**Travail à effectuer**
Transcrivez sans la moindre modification le passage de l'extrait fourni qui s'étend de « Au bout de quelques » jusqu'à « rééditez Kazantzakis ! ».

Le massacre de la veuve entra dans mon cerveau, cette ruche où depuis quelques années tout poison se muait en miel, et le bouleversa. Mais aussitôt ma philosophie s’empara de cet affreux avertissement, l’enveloppa d’images, d’artifices et le rendit inoffensif. Ainsi les abeilles enveloppent le bourdon affamé qui vient piller leur miel.

Au bout de quelques heures, la veuve reposait dans ma mémoire, calme, souriante, changée en symbole ».

Amis éditeurs, faites un effort, puisque la Grèce occupe la Une de l’actualité, rééditez Kazantzakis !

Les amoureux de Prévert trouveront sans doute une résonance entre ce texte et Fleurs et Couronnes, dont voici un extrait :

« Les hommes sont devenus ce qu’ils sont devenus
Des hommes intelligents…
Une fleur cancéreuse tubéreuse et méticuleuse à leur boutonnière
Ils se promènent en regardant par terre
Et ils pensent au ciel
Ils pensent… Ils pensent… ils n’arrêtent pas de penser…
Ils ne peuvent plus aimer les véritables fleurs vivantes
Ils aiment les fleurs fanées les fleurs séchées
Les immortelles et les pensées
Et ils marchent dans la boue des souvenirs dans la boue des regrets
Ils se traînent
A grand-peine
Dans les marécages du passé
Et ils traînent… ils traînent leurs chaînes
Et ils traînent les pieds au pas cadencé…
Ils avancent à grand-peine
Enlisés dans leurs champs-élysées
Et ils chantent à tue-tête la chanson mortuaire
Oui ils chantent
A tue-tête
Mais tout ce qui est mort dans leur tête
Pour rien au monde ils ne voudraient l’enlever
Parce que
Dans leur tête
Pousse la fleur sacrée
La sale maigre petite fleur
La fleur malade
La fleur aigre
La fleur toujours fanée
La fleur personnelle…
…La pensée… »

**Relevé**
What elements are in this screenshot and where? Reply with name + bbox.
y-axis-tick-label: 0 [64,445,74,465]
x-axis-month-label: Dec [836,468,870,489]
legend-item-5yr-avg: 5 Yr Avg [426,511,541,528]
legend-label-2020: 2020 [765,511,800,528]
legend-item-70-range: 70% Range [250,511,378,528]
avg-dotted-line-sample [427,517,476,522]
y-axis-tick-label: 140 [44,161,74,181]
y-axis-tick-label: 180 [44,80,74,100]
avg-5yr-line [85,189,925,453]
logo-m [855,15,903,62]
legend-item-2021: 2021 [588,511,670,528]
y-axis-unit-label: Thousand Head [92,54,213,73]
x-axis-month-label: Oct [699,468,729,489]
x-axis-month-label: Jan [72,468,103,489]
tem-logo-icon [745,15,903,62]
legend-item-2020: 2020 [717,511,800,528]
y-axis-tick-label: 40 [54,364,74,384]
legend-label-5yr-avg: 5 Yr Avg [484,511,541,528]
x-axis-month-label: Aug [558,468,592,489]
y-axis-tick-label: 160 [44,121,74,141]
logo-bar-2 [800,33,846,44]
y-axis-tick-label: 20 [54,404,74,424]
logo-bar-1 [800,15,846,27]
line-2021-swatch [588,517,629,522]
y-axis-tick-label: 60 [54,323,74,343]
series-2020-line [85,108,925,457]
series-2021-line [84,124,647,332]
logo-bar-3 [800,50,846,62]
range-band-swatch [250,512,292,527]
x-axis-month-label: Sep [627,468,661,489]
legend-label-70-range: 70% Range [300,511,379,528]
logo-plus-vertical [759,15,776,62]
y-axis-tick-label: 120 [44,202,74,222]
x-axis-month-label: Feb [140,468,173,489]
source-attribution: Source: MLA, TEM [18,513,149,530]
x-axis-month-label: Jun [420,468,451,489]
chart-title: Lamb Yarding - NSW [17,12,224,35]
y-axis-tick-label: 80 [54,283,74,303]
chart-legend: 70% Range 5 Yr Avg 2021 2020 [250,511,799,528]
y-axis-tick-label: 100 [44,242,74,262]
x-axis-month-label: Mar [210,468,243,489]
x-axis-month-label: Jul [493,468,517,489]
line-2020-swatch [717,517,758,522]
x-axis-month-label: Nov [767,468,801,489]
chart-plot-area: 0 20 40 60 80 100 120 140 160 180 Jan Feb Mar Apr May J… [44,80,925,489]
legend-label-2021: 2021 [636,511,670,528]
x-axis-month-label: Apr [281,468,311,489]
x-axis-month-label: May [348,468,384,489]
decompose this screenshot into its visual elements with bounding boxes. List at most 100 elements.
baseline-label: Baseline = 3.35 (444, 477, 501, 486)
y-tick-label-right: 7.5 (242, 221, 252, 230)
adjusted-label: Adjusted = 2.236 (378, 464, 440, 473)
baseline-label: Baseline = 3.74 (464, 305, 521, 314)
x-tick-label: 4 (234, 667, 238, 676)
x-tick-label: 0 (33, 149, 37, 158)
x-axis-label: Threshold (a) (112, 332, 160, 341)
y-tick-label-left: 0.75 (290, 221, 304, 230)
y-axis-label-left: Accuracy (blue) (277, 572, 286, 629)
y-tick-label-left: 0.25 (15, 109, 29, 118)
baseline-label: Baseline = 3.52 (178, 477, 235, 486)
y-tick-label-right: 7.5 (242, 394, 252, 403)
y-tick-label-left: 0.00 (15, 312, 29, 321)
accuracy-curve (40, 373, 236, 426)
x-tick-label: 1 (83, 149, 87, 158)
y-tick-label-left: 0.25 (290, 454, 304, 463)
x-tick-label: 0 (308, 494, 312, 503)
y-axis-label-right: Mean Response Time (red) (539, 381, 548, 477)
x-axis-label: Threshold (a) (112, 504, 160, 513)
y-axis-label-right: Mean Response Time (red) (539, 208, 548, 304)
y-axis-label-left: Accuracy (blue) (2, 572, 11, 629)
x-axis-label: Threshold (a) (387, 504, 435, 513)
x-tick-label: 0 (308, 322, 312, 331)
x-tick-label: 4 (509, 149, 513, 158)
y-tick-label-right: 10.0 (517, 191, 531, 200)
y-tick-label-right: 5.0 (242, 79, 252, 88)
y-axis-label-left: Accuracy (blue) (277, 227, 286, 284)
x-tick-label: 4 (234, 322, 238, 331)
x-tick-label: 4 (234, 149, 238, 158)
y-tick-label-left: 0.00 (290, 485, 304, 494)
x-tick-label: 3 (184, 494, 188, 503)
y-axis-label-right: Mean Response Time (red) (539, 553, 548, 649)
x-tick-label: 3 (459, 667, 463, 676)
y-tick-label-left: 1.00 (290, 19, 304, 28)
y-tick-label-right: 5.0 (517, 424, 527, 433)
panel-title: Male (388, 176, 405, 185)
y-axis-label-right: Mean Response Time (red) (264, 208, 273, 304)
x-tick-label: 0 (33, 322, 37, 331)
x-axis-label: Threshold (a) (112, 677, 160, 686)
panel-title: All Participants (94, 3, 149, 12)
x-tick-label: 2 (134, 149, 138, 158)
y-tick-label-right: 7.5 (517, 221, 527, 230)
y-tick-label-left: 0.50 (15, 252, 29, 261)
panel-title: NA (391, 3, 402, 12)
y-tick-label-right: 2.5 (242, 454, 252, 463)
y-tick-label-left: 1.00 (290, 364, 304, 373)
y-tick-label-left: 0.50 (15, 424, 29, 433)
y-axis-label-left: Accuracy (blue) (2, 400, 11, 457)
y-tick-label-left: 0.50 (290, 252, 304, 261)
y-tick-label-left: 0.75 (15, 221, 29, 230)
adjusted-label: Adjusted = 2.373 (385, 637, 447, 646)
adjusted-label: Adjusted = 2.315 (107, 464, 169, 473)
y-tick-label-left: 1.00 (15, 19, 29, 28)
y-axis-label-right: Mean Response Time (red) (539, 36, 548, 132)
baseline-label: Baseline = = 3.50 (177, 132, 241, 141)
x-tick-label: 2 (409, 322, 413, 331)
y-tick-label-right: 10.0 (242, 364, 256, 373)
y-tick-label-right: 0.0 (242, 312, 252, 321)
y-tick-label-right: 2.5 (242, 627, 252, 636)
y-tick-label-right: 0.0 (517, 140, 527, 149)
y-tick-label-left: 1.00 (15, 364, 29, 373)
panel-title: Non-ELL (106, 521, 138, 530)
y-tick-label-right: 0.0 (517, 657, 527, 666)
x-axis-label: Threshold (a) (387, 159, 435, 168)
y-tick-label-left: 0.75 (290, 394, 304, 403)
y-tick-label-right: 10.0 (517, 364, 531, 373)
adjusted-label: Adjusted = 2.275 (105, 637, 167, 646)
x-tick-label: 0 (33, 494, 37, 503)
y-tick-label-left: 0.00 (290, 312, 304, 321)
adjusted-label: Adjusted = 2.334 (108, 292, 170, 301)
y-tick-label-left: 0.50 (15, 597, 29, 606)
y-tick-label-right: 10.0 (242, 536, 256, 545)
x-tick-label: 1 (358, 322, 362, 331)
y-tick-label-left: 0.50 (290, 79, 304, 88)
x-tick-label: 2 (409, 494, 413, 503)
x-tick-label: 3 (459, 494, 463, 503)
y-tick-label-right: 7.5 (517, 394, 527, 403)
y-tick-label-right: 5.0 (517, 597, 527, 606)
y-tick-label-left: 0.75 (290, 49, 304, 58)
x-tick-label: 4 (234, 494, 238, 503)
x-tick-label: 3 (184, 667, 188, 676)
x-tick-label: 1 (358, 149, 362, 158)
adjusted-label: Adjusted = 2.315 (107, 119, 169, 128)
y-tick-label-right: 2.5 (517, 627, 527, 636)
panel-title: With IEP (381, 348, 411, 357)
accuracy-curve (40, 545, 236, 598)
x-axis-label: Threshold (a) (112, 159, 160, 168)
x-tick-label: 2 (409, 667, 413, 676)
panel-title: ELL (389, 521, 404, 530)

**Résultat de l'exercice**
Au bout de quelques heures, la veuve reposait dans ma mémoire, calme, souriante, changée en symbole ».

Amis éditeurs, faites un effort, puisque la Grèce occupe la Une de l’actualité, rééditez Kazantzakis !